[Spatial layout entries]
= = =

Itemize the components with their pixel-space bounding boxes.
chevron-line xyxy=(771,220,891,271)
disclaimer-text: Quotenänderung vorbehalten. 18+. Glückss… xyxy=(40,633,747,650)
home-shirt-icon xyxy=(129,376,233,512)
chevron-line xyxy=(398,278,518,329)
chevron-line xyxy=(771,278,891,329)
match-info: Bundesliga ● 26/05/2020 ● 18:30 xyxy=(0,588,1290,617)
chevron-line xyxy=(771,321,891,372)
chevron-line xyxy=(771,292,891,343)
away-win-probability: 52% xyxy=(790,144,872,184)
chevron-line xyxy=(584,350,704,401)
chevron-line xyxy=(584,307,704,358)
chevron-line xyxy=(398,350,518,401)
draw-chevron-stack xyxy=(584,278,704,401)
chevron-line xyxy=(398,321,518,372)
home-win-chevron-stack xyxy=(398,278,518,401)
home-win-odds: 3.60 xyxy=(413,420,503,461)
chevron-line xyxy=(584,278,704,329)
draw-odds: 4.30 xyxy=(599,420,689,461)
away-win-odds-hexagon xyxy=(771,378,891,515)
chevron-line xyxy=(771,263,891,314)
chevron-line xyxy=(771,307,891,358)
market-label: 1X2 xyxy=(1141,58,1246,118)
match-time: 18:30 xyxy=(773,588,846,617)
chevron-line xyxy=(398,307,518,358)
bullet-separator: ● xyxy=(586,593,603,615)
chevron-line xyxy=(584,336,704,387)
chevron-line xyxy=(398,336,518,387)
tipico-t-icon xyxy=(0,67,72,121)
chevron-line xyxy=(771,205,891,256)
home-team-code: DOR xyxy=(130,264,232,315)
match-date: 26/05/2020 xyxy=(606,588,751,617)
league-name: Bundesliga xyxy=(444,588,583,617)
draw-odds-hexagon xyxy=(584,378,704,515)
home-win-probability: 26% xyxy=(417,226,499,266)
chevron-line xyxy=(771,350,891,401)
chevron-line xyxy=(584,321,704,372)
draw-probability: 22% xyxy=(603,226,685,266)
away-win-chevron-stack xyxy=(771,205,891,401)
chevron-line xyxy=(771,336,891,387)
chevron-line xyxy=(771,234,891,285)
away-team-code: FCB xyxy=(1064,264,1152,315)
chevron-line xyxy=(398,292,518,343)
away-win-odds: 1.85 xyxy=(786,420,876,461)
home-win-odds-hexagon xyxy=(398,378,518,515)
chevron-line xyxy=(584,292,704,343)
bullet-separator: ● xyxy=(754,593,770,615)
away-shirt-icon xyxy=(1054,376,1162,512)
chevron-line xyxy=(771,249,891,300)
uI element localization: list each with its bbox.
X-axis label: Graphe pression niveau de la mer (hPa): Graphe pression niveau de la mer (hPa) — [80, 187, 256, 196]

= = =

Convert every line of the material above into a JSON list of strings with one string per line, and omit any blank lines.

Answer to the exercise:
[
  "Itemize the components with their pixel-space bounding boxes.",
  "chevron-line xyxy=(771,220,891,271)",
  "disclaimer-text: Quotenänderung vorbehalten. 18+. Glückss… xyxy=(40,633,747,650)",
  "home-shirt-icon xyxy=(129,376,233,512)",
  "chevron-line xyxy=(398,278,518,329)",
  "chevron-line xyxy=(771,278,891,329)",
  "match-info: Bundesliga ● 26/05/2020 ● 18:30 xyxy=(0,588,1290,617)",
  "chevron-line xyxy=(771,321,891,372)",
  "chevron-line xyxy=(771,292,891,343)",
  "away-win-probability: 52% xyxy=(790,144,872,184)",
  "chevron-line xyxy=(584,350,704,401)",
  "chevron-line xyxy=(584,307,704,358)",
  "chevron-line xyxy=(398,350,518,401)",
  "draw-chevron-stack xyxy=(584,278,704,401)",
  "chevron-line xyxy=(398,321,518,372)",
  "home-win-chevron-stack xyxy=(398,278,518,401)",
  "home-win-odds: 3.60 xyxy=(413,420,503,461)",
  "chevron-line xyxy=(584,278,704,329)",
  "draw-odds: 4.30 xyxy=(599,420,689,461)",
  "away-win-odds-hexagon xyxy=(771,378,891,515)",
  "chevron-line xyxy=(771,263,891,314)",
  "chevron-line xyxy=(771,307,891,358)",
  "market-label: 1X2 xyxy=(1141,58,1246,118)",
  "match-time: 18:30 xyxy=(773,588,846,617)",
  "chevron-line xyxy=(398,307,518,358)",
  "bullet-separator: ● xyxy=(586,593,603,615)",
  "chevron-line xyxy=(584,336,704,387)",
  "chevron-line xyxy=(398,336,518,387)",
  "tipico-t-icon xyxy=(0,67,72,121)",
  "chevron-line xyxy=(771,205,891,256)",
  "home-team-code: DOR xyxy=(130,264,232,315)",
  "match-date: 26/05/2020 xyxy=(606,588,751,617)",
  "league-name: Bundesliga xyxy=(444,588,583,617)",
  "draw-odds-hexagon xyxy=(584,378,704,515)",
  "home-win-probability: 26% xyxy=(417,226,499,266)",
  "chevron-line xyxy=(771,350,891,401)",
  "chevron-line xyxy=(584,321,704,372)",
  "draw-probability: 22% xyxy=(603,226,685,266)",
  "away-win-chevron-stack xyxy=(771,205,891,401)",
  "chevron-line xyxy=(771,336,891,387)",
  "chevron-line xyxy=(771,234,891,285)",
  "away-team-code: FCB xyxy=(1064,264,1152,315)",
  "chevron-line xyxy=(398,292,518,343)",
  "away-win-odds: 1.85 xyxy=(786,420,876,461)",
  "home-win-odds-hexagon xyxy=(398,378,518,515)",
  "chevron-line xyxy=(584,292,704,343)",
  "bullet-separator: ● xyxy=(754,593,770,615)",
  "away-shirt-icon xyxy=(1054,376,1162,512)",
  "chevron-line xyxy=(771,249,891,300)",
  "uI element localization: list each with its bbox.",
  "X-axis label: Graphe pression niveau de la mer (hPa): Graphe pression niveau de la mer (hPa) — [80, 187, 256, 196]"
]